### PASSAGE PROVIDED
■ ■ ■
American makeup artist and cosmetic designer

Gucci Westman is an American makeup artist, cosmetic designer, and founder of the cosmetics line Westman Atelier. She is recognized for her work in creating makeup looks that emphasize minimalism and natural finishes.

She is listed among the BoF's 500, a professional index highlighting influential figures in the fashion industry as determined by The Business of Fashion.

She served as the International Artistic Director of Lancôme from 2003-2007 and Global Artistic Director of Revlon from 2008-2015.

==Career==
===Celebrity work===
Westman has collaborated with high-profile celebrities such as Drew Barrymore, Natalie Portman, Gwyneth Paltrow, and Cameron Diaz. While working with Revlon, Westman worked with Halle Berry, Jessica Alba, Elle Macpherson, Jennifer Connelly, and Jessica Biel. Westman worked as a makeup artist and supervisor on Hollywood movies such as Being John Malkovich, Buffalo '66 and French Exit. Westman had a cameo role in the film version of Sex and the City in 2008. She did the makeup for Emily Ratajkowski at the 2022 Met Gala.

===Magazine covers===
Westman worked as a makeup artist for cover models including Reese Witherspoon, Taylor Swift, Jennifer Aniston, Kim Kardashian, Cameron Diaz, and Nicole Kidman for Allure, Vogue, and W covers in the United States and Australia. She is frequently mentioned in Vogue.

===Runway work===
Westman has done the makeup of runway models for Oscar de la Renta, Richard Chai, Diane von Furstenberg, Marchesa, Badgley Mischka, Devi Kroell, John Patrick, Ecco Domani and Rag & Bone during New York Fashion Week and Antonio Berardi during London Fashion Week.
■ ■ ■
### INFORMATION
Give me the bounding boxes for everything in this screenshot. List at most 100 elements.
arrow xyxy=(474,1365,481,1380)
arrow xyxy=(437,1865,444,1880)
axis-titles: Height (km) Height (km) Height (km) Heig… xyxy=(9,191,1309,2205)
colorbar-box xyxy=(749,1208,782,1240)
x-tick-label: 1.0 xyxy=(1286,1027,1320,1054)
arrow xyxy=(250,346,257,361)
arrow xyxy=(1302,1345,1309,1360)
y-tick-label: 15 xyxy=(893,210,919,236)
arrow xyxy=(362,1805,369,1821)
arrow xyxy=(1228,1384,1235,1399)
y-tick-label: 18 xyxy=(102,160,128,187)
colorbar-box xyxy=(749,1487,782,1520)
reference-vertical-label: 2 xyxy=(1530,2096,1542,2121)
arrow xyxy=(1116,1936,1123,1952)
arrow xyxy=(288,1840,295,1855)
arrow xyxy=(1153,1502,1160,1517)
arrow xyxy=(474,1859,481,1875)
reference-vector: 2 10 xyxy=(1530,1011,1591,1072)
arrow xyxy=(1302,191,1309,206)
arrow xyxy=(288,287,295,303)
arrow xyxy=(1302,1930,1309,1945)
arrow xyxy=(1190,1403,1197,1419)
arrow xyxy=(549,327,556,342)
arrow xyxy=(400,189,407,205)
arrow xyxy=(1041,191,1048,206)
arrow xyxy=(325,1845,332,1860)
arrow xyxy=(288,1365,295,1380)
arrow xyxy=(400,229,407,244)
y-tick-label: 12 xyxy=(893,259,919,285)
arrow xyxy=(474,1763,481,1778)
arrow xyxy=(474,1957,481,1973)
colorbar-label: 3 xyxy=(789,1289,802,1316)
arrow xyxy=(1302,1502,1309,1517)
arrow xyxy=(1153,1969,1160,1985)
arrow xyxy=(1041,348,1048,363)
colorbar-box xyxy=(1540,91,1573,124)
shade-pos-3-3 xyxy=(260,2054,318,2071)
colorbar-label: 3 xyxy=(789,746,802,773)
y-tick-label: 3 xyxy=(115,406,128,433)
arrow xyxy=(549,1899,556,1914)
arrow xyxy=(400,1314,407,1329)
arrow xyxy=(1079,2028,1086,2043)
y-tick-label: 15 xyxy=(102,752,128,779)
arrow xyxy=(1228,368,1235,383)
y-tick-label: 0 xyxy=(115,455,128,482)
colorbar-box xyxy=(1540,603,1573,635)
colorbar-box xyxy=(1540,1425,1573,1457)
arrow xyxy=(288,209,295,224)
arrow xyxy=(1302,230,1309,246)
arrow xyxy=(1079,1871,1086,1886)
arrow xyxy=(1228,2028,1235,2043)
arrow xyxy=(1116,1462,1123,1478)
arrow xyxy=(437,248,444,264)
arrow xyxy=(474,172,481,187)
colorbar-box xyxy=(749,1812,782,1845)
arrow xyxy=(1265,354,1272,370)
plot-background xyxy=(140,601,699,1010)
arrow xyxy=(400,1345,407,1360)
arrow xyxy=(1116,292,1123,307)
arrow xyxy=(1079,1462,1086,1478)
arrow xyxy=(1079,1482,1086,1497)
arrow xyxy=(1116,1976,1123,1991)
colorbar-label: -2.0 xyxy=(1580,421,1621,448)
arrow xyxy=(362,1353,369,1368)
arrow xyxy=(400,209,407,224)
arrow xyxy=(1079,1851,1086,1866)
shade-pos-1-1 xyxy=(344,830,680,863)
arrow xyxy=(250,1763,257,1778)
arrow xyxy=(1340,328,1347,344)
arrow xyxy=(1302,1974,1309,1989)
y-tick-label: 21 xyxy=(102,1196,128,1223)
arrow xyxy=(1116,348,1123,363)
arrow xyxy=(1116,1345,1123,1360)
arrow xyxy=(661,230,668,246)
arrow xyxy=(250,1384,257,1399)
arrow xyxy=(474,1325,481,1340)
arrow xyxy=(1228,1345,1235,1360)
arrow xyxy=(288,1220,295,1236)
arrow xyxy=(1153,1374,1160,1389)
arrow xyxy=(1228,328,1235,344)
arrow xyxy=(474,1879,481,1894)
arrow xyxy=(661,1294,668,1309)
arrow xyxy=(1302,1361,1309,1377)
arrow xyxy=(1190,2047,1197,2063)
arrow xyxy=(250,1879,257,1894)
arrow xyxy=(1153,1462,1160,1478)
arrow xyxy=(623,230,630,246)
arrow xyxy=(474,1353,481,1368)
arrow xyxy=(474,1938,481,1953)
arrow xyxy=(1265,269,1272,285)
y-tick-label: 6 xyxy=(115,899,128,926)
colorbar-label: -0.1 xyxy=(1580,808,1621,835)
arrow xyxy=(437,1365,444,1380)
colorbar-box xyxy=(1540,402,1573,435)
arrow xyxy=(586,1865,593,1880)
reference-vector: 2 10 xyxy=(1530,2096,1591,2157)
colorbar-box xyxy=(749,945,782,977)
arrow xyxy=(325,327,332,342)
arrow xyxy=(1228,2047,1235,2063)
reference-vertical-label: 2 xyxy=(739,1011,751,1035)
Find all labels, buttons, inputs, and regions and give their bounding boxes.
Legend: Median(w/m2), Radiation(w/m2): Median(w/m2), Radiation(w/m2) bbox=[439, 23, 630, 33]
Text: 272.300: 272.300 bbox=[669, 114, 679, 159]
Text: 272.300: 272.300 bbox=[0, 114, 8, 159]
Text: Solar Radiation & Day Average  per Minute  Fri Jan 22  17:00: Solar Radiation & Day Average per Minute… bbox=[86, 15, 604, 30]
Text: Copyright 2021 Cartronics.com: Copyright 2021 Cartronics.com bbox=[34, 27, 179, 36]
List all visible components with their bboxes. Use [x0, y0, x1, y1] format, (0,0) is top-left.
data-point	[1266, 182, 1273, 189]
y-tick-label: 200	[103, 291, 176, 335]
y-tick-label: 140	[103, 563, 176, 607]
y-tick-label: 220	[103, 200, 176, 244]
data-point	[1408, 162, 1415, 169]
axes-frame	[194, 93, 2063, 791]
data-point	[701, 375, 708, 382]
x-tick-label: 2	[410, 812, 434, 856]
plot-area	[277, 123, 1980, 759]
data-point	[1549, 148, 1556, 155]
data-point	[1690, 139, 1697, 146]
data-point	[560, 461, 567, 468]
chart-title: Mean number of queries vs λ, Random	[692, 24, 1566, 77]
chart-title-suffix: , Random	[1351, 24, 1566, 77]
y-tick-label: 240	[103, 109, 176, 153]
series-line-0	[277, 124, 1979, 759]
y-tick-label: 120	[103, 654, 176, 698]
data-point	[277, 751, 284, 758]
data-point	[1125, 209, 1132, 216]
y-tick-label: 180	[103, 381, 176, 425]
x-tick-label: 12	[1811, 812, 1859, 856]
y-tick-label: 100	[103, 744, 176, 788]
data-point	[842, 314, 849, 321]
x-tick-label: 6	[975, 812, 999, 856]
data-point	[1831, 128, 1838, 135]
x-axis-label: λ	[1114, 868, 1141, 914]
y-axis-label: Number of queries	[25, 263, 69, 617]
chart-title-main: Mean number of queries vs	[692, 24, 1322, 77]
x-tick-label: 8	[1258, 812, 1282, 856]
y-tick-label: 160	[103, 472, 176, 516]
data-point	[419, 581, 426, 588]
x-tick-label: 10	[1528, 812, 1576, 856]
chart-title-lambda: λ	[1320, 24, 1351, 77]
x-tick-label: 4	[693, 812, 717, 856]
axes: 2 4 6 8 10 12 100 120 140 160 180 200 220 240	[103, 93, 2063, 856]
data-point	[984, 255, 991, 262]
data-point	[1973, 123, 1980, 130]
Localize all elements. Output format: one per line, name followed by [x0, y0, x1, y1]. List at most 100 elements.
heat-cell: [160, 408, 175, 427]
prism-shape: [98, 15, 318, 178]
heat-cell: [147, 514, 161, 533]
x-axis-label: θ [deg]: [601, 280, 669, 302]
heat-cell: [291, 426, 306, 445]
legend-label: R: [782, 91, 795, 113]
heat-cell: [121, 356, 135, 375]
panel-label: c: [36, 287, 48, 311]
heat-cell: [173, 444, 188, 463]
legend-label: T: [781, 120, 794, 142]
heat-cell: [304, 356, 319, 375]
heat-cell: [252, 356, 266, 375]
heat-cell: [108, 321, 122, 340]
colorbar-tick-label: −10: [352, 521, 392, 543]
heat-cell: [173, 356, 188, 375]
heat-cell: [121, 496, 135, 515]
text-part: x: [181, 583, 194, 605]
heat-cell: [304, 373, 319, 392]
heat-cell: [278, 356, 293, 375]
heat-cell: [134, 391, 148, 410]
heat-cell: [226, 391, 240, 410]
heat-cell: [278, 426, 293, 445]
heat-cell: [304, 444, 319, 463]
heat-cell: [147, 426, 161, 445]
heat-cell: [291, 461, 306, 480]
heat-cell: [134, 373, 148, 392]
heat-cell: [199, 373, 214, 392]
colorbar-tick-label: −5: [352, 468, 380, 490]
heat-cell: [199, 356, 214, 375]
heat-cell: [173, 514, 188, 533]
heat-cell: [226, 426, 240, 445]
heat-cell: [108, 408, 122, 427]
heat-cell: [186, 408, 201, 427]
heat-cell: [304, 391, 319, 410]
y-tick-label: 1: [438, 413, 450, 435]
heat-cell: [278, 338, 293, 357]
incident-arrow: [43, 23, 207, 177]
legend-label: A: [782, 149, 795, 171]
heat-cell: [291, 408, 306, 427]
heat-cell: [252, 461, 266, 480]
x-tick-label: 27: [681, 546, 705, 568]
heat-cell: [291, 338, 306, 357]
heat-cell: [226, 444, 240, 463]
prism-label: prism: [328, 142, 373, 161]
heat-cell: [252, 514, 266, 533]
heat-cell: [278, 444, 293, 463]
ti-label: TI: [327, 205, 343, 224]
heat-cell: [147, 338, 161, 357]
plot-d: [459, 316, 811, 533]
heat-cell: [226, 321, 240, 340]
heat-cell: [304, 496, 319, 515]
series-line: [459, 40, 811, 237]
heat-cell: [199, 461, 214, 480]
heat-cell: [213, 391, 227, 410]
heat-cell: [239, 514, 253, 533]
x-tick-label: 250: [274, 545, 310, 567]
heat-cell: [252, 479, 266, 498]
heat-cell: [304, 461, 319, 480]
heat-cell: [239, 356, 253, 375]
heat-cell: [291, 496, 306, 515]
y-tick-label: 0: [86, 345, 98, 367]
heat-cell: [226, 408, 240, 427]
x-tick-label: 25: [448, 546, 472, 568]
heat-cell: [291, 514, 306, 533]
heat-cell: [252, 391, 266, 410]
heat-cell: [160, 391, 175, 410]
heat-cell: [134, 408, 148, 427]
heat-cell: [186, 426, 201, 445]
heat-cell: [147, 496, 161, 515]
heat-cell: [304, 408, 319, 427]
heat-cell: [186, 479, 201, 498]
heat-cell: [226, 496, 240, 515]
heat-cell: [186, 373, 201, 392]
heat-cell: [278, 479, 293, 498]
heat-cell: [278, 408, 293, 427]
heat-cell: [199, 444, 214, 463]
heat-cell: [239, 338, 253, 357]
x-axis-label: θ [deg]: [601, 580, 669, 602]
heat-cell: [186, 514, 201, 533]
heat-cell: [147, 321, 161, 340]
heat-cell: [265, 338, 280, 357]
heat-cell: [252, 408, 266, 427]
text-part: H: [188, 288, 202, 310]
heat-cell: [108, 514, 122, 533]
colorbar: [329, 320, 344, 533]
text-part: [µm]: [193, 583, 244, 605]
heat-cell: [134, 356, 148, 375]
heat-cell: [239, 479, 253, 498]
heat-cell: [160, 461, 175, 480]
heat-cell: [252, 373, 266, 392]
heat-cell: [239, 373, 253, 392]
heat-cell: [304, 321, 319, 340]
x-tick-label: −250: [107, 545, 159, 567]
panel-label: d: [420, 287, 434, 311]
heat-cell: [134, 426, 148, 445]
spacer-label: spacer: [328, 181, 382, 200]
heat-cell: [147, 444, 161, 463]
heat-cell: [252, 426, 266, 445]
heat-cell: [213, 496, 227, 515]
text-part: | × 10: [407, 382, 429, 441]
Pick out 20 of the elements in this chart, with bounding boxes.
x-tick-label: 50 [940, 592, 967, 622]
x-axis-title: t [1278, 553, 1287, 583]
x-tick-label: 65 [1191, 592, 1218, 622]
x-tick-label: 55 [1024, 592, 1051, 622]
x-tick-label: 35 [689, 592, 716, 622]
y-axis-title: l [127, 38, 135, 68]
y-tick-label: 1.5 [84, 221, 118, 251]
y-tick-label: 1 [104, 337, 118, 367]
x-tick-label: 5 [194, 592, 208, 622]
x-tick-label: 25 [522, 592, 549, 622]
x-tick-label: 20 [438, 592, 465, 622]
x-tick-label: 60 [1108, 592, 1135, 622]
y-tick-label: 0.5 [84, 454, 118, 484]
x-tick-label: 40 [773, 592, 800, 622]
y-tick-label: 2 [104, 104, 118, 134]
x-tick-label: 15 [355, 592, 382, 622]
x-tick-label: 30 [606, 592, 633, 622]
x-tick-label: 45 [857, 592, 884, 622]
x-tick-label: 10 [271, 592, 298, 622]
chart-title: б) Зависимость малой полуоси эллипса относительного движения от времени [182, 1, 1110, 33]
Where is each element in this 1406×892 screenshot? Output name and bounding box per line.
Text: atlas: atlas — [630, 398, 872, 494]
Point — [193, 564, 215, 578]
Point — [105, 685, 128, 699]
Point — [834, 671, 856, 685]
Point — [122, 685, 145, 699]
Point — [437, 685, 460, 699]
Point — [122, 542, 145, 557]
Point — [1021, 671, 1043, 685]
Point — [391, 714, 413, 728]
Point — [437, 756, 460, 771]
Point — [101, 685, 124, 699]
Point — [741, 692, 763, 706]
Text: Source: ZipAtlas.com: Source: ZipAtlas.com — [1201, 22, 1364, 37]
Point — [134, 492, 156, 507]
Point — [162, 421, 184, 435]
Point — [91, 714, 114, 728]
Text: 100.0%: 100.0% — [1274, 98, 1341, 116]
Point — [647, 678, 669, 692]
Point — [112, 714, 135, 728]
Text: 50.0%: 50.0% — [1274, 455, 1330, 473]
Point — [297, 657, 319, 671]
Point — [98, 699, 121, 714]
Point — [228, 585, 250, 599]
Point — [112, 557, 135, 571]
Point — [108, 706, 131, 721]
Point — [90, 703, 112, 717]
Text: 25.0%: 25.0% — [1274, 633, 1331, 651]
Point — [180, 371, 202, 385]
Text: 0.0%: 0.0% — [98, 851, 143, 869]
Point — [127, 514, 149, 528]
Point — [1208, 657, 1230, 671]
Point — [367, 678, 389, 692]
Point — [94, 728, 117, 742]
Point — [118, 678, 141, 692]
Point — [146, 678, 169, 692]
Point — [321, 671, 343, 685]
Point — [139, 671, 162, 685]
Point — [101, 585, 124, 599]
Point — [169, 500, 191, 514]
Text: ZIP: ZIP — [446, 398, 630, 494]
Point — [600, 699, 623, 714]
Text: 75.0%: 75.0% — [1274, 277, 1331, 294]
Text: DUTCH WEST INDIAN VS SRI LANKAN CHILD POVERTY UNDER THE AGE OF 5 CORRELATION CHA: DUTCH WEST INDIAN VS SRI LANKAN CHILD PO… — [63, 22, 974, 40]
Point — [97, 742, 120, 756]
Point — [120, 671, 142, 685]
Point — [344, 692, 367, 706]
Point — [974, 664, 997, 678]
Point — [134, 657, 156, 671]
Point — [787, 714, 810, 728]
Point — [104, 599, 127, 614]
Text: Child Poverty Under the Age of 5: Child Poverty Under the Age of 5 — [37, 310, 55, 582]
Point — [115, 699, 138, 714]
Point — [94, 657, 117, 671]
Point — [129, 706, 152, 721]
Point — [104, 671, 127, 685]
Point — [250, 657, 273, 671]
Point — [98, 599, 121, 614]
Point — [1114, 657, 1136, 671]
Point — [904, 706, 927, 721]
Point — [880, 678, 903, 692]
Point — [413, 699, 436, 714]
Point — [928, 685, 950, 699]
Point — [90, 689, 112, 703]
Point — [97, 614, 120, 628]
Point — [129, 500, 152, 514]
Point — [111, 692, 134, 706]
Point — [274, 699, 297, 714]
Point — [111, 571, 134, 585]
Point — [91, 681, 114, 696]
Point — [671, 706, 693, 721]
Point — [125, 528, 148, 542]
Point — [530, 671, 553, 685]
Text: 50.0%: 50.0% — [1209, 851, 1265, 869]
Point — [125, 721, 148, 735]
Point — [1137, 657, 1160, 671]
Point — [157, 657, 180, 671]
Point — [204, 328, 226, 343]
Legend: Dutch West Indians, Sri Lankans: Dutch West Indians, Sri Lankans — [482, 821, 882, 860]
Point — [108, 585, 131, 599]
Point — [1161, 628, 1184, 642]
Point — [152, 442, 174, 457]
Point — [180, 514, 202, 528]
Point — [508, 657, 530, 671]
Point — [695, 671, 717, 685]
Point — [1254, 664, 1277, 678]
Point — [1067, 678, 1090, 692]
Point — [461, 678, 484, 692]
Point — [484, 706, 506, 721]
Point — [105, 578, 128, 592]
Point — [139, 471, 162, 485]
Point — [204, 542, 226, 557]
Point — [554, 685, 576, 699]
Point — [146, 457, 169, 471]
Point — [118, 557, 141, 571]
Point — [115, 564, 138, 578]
■ ■ ■
### REQUIRED WORK
1. Decide whether each statement agrees with the Gucci Westman profile, answering yes or no and quoting the deciding words from the profile. (a) Westman was Global Artistic Director of Revlon from 2008-2015. (b) Westman did Emily Ratajkowski's makeup at the 2021 Met Gala. (c) Westman did runway makeup for Antonio Berardi during New York Fashion Week.
2. Please go on with the Gucci Westman profile, starting after its last sentence.

### ANSWERS TO THIS EXERCISE
1.
(a) Yes: "Global Artistic Director of Revlon from 2008-2015"
(b) No: "She did the makeup for Emily Ratajkowski at the 2022 Met Gala."
(c) No: "Antonio Berardi during London Fashion Week"

2.
===Cosmetic design===
Westman was hired by Lancôme in 2003 as the brand's International Artistic Director. Her responsibilities included representing the brand at fashion and beauty events, styling models for company advertising shoots, and designing cosmetic color collections for the label. In 2008, Westman began a new, similar career as the Global Artistic Director for Revlon, creating the "Daydreamer" and "Suede Rhapsody" seasonal shade collections. In April 2015, she stepped down from her position at Revlon after seven years.

Westman launched her own cosmetic line, Westman Atelier, in early 2018.

==Personal life==
Westman was born in 1971 in California. Her birth name was Chelsea, but she was given the name Grucharan in the kundalini yoga ashram where she resided prior to moving to Sweden with her father when she was ten. Westman was married in 2006 to Rag & Bone fashion designer David Neville. Westman and Neville have three children, Dashel, Gray and Petal.